* **EXERCISE INSTRUCTIONS**:
The records below are split into lines. How many of those lines contain the string "考试时间"? Reply with the number only.

# Start of RECORD SET

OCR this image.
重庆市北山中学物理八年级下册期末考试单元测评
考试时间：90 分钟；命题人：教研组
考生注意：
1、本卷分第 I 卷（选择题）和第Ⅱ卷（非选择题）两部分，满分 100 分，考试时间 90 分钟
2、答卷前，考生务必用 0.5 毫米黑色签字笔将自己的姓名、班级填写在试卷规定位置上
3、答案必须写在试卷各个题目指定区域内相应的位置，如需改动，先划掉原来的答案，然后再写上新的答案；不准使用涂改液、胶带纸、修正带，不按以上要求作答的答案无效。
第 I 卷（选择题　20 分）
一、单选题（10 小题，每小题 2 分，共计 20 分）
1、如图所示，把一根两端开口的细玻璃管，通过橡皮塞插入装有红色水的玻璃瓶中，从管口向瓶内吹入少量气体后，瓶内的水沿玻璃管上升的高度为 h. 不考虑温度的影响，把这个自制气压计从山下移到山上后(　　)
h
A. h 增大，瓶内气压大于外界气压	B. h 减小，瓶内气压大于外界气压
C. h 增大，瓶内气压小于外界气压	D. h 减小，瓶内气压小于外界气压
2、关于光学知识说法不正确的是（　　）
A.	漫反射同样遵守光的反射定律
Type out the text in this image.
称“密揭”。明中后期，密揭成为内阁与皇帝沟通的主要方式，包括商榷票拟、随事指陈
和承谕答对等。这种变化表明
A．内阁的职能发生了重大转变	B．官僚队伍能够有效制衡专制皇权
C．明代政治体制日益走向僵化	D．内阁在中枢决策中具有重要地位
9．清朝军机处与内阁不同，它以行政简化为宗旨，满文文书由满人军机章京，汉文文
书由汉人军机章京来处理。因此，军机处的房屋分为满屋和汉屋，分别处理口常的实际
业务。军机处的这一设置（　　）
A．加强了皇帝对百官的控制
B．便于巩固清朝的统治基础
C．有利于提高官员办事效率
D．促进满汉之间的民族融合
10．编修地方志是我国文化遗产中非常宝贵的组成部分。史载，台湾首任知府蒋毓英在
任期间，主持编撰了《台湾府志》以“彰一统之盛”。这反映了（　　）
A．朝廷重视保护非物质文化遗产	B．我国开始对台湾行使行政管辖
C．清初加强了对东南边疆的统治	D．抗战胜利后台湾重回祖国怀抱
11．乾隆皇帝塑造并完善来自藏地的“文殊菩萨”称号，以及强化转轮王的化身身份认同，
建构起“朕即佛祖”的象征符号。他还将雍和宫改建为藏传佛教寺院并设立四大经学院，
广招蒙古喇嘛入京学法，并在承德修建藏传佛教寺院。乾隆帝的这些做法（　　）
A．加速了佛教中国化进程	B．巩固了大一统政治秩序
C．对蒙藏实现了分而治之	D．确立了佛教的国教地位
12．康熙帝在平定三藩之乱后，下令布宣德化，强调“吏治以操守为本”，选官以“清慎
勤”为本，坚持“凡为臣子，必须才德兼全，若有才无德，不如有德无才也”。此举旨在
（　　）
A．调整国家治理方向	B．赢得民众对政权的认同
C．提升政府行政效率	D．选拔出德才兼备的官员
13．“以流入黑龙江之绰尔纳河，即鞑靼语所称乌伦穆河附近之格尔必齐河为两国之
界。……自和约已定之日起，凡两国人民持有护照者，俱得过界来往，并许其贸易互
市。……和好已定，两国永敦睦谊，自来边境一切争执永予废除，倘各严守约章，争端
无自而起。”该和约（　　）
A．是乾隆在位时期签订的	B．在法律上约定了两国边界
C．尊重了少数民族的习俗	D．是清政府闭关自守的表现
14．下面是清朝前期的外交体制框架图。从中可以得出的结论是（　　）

# End of RECORD SET

* **OUTPUT OF THE TASK**:
2